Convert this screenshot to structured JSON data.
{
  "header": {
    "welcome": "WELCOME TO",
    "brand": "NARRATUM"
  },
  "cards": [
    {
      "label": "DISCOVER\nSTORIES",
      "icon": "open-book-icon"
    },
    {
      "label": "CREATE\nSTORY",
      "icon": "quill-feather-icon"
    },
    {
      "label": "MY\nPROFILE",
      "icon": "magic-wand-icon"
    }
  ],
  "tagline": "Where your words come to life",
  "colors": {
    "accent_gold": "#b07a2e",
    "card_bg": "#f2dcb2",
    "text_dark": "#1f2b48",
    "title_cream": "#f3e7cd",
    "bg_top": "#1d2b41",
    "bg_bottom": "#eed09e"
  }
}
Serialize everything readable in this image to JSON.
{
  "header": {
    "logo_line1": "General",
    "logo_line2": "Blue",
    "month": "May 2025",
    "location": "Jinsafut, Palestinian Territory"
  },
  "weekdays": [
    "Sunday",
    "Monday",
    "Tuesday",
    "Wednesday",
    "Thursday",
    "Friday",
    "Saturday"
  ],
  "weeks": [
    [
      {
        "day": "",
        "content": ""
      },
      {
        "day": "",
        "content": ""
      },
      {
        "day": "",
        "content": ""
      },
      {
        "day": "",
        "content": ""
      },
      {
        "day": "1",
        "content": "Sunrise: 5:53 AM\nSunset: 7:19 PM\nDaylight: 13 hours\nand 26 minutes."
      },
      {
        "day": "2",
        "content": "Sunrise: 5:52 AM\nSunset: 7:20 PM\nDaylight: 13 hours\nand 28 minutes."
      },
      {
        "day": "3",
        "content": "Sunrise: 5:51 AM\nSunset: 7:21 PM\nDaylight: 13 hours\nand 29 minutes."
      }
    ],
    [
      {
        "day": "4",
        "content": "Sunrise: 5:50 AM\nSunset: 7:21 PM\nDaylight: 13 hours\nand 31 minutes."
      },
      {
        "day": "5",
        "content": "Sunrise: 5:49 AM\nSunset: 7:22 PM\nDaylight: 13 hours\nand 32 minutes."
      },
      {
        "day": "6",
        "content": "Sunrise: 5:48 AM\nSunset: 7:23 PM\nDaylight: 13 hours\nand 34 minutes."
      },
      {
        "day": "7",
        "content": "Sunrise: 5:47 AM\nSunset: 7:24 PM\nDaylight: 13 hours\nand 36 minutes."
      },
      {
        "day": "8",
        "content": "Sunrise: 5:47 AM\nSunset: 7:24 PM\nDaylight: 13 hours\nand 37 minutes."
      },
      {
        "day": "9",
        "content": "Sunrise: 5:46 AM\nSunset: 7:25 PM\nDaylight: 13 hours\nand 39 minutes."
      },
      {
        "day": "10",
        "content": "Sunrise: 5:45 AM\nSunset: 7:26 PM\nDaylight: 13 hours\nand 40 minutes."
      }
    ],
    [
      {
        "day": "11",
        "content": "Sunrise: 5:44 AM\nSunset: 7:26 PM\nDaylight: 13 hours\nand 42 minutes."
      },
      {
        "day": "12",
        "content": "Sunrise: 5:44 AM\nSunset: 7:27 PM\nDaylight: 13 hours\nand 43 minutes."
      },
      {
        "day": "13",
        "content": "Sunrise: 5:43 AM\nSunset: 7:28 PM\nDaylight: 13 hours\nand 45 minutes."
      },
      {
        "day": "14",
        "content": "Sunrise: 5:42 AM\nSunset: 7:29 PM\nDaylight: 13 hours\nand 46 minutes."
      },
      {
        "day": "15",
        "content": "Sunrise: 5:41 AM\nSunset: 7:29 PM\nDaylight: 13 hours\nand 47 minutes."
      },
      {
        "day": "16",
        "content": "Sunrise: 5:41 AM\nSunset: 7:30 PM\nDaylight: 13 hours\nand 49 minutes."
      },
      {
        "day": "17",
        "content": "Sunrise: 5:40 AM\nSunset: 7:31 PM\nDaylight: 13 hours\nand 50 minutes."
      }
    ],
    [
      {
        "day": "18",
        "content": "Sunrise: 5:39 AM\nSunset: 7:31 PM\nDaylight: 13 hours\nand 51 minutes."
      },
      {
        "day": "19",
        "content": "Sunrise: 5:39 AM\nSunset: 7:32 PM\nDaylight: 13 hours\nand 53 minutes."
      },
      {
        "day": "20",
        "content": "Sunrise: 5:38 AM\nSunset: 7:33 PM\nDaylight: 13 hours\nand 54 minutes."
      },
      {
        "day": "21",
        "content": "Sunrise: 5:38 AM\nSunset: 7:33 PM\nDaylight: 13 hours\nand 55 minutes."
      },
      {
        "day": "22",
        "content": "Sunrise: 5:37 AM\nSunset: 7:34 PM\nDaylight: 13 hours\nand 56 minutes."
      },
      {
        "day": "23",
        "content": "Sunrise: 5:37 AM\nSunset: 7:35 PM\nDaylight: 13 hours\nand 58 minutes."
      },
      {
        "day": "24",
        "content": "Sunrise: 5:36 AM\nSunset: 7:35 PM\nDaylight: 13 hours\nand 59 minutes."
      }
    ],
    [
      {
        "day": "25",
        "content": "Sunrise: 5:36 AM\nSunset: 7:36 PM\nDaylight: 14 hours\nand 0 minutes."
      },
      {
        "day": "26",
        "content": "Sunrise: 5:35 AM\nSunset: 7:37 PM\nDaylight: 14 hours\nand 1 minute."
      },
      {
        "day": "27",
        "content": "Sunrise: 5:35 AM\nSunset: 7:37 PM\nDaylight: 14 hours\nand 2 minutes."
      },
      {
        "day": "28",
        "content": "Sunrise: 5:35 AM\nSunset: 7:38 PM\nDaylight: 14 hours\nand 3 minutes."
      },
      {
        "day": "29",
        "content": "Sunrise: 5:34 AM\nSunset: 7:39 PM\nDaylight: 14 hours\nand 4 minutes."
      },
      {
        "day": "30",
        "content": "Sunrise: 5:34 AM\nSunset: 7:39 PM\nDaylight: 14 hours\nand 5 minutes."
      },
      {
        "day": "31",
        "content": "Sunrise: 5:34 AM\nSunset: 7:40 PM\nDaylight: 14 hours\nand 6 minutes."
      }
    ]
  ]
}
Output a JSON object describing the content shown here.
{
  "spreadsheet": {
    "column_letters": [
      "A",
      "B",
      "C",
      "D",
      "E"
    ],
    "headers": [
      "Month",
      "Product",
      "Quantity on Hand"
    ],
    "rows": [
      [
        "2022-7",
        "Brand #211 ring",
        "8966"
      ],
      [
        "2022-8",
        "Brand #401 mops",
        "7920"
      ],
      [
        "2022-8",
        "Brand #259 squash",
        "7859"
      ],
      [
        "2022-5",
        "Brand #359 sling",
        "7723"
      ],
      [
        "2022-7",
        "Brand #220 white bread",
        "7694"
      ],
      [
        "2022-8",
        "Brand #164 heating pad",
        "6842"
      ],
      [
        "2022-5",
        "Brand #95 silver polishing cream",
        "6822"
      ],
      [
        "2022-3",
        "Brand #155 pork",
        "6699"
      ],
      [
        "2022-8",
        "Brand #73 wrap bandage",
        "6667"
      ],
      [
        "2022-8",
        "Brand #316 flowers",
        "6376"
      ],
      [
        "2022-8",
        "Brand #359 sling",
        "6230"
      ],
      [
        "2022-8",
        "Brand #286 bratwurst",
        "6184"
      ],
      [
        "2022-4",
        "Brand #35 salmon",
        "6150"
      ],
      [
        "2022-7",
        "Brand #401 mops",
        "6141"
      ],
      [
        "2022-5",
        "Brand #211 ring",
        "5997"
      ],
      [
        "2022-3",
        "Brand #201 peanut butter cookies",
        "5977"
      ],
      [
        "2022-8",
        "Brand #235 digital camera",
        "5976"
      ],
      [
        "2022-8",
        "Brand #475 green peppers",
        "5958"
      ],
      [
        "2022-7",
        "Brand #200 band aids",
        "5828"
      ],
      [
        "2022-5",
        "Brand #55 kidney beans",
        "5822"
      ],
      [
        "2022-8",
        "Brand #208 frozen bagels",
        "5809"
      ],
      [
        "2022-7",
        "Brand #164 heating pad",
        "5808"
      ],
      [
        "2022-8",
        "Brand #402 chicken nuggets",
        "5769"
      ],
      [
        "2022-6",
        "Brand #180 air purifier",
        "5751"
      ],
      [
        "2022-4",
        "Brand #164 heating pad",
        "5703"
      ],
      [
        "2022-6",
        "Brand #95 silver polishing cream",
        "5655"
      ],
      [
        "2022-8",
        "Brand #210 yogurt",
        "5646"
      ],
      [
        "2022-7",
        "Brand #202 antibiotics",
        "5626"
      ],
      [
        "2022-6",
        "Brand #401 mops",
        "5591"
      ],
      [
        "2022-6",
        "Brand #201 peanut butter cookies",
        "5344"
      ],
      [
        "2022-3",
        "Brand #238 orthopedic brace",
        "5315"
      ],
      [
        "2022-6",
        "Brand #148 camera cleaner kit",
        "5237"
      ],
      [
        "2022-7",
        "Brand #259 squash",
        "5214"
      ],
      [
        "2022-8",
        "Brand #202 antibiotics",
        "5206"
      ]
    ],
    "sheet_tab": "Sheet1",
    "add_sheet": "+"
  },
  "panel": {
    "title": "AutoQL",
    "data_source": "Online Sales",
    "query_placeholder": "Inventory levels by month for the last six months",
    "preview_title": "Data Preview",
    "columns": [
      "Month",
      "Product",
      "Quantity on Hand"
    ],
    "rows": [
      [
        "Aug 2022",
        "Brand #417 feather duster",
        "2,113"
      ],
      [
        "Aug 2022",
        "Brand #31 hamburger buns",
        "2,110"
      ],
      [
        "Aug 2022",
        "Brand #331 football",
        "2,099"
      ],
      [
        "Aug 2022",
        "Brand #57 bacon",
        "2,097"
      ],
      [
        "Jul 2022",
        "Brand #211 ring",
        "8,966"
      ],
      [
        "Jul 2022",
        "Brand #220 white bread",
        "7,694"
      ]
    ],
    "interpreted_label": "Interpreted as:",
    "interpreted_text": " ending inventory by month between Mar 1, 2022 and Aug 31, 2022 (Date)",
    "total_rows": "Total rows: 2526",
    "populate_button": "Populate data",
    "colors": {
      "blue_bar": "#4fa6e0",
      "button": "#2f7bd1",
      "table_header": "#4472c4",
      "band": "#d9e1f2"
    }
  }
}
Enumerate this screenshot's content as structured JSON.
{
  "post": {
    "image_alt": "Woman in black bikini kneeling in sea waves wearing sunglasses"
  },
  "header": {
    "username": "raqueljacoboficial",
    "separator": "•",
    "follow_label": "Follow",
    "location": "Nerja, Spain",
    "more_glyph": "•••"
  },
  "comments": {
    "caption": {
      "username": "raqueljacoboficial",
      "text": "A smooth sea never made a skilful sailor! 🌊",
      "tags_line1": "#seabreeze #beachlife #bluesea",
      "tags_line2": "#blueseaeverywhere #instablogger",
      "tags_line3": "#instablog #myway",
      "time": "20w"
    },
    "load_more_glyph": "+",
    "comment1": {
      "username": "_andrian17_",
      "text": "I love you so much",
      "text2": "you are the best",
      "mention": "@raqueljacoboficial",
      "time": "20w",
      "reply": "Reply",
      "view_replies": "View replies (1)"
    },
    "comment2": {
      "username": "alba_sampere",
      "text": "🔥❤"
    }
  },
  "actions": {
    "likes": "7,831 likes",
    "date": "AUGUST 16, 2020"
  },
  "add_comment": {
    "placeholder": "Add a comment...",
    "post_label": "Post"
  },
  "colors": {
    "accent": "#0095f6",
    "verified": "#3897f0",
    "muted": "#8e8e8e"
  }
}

────────────────────

• [The task]: Quote exactly the line containing "Enumerate this screenshot's" and every later line through the end of the listing, and no other lines.

• [Exercise result]:
Enumerate this screenshot's content as structured JSON.
{
  "post": {
    "image_alt": "Woman in black bikini kneeling in sea waves wearing sunglasses"
  },
  "header": {
    "username": "raqueljacoboficial",
    "separator": "•",
    "follow_label": "Follow",
    "location": "Nerja, Spain",
    "more_glyph": "•••"
  },
  "comments": {
    "caption": {
      "username": "raqueljacoboficial",
      "text": "A smooth sea never made a skilful sailor! 🌊",
      "tags_line1": "#seabreeze #beachlife #bluesea",
      "tags_line2": "#blueseaeverywhere #instablogger",
      "tags_line3": "#instablog #myway",
      "time": "20w"
    },
    "load_more_glyph": "+",
    "comment1": {
      "username": "_andrian17_",
      "text": "I love you so much",
      "text2": "you are the best",
      "mention": "@raqueljacoboficial",
      "time": "20w",
      "reply": "Reply",
      "view_replies": "View replies (1)"
    },
    "comment2": {
      "username": "alba_sampere",
      "text": "🔥❤"
    }
  },
  "actions": {
    "likes": "7,831 likes",
    "date": "AUGUST 16, 2020"
  },
  "add_comment": {
    "placeholder": "Add a comment...",
    "post_label": "Post"
  },
  "colors": {
    "accent": "#0095f6",
    "verified": "#3897f0",
    "muted": "#8e8e8e"
  }
}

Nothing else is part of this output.